The Mets–Willets Point station is generally not accessible to passengers with disabilities, except during sporting events, when the northbound side platform is open. In 2009, the MTA built a ramp from the south side of Roosevelt Avenue to the station mezzanine. The two existing ramps from the mezzanine to station level were modified to make them ADA-accessible; the work cost $4 million. The ramps are owned and maintained by the New York City Department of Parks and Recreation.

Some riders with disabilities were unhappy that the station was not made completely accessible during the station's renovation. By contrast, other New York City Subway stations that serve sports venues, including 161st Street–Yankee Stadium for Yankee Stadium, 34th Street–Penn Station at Seventh Avenue and Eighth Avenue for Madison Square Garden, and Atlantic Avenue–Barclays Center for Barclays Center, are completely accessible. Northbound local trains open their doors on the side platform during games and special events only; the platform typically opens 90 minutes before an event and closes 90 minutes afterward. The southbound platform and the center platform are not wheelchair-accessible. (Note: The station is not marked as a wheelchair-accessible station on the New York City Subway map, even in the northbound direction. The MTA also does not list the station as being wheelchair-accessible on its website.) Transit advocates also complained about the Willets Point station's lack of accessibility outside of game days; aside from Willets Point, only four of the Flushing Line's 18 stations in Queens were accessible. As of 2024, the MTA also had not allocated funding for further accessibility upgrades in its 2025–2029 capital plan. The Metropolitan Park plan calls for accessibility upgrades such as elevators.

» Activity 1: Using the passage on the Mets–Willets Point station's accessibility, explain why passengers with disabilities can use the station only during sporting events.
» Activity 2: Continue the passage on the Mets–Willets Point station's accessibility from where it stops.

» Dataset excerpts:
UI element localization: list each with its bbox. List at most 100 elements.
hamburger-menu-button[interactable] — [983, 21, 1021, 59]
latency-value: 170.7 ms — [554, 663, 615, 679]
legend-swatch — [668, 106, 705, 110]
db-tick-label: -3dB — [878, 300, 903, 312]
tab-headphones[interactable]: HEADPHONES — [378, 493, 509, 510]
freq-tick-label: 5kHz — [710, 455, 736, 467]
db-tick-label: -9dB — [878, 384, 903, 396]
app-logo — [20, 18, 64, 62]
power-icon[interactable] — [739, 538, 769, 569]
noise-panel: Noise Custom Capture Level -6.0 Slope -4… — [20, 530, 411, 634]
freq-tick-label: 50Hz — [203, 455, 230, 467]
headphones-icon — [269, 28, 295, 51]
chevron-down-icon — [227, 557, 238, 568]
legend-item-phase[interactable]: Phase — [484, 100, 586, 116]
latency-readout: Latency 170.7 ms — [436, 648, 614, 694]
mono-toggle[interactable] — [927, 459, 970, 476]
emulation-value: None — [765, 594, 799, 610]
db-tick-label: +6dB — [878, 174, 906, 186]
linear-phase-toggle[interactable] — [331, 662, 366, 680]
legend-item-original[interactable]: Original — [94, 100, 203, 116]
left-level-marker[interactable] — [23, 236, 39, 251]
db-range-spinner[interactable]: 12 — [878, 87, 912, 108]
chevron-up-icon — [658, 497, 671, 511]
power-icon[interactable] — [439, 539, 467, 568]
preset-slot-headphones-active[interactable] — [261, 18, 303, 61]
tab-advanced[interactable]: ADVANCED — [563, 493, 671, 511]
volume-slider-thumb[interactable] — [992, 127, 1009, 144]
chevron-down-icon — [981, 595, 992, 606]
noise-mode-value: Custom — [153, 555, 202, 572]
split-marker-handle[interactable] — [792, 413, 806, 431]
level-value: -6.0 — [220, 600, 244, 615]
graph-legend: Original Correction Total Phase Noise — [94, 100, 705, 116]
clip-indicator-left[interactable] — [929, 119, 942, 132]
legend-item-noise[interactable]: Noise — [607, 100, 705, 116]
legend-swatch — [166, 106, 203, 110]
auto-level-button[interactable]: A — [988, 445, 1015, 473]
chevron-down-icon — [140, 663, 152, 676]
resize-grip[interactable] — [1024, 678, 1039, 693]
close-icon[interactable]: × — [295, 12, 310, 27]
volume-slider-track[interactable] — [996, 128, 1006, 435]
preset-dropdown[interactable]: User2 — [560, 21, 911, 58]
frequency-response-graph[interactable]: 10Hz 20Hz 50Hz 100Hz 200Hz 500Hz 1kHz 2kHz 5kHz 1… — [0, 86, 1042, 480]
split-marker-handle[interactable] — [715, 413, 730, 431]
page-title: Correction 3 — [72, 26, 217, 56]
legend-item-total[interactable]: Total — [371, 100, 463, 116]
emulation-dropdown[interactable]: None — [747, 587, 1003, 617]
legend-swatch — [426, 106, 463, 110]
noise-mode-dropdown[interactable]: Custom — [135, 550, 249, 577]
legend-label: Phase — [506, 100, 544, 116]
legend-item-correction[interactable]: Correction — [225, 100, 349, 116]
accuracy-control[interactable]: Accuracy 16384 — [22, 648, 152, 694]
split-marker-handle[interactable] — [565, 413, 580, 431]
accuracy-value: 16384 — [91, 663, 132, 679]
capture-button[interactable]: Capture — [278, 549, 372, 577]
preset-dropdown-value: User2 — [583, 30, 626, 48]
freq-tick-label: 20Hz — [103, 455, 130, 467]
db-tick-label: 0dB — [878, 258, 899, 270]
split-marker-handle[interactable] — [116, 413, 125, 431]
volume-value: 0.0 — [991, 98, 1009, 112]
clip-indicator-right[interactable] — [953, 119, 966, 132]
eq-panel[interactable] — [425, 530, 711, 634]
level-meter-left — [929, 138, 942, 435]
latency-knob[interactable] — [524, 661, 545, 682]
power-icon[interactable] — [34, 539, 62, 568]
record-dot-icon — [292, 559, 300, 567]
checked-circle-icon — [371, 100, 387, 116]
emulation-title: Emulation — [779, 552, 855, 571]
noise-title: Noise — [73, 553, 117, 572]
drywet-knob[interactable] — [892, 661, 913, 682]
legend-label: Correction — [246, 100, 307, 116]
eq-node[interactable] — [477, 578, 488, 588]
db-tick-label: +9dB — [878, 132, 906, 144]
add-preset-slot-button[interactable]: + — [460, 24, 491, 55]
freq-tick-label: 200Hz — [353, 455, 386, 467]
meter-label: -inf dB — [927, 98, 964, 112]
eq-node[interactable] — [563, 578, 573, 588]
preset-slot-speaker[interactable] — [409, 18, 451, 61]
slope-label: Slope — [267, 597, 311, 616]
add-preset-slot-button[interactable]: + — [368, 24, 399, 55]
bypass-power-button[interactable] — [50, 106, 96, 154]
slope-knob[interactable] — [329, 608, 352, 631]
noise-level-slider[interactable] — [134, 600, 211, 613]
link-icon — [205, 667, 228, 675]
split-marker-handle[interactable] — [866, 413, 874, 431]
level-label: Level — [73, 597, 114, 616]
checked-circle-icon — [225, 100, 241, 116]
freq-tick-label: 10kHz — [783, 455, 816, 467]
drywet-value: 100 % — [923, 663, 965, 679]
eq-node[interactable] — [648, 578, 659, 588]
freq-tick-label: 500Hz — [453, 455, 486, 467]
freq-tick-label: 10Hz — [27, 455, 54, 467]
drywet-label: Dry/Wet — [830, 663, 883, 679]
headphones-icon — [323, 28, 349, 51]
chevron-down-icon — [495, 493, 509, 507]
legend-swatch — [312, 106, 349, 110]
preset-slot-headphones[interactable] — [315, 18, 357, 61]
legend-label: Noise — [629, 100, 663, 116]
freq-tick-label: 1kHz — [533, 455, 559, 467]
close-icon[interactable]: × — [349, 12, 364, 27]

» Result 1: Northbound local trains open their doors on the side platform only during games and special events, and that platform is the one reached by the ADA-accessible ramps from the mezzanine. The southbound and center platforms are not wheelchair-accessible, so at other times there is no accessible way to board.

» Result 2:
A footbridge had formerly extended north over Casey Stengel Plaza, leading to a long, circular staircase with turnstiles at the bottom, bringing people close to Gate E at Shea Stadium. In 2008, the footbridge and turnstiles were removed and replaced with a wider stairway which is now situated at Mets Plaza, close to Citi Field's Jackie Robinson Rotunda. The arrangement of turnstiles in the mezzanine was also reconfigured to improve the post-game pedestrian flows and allow fans to use all ramps, whether they were using the subway or walking across the Passarelle Boardwalk to reach the Long Island Rail Road station or parking lots in Flushing Meadows–Corona Park.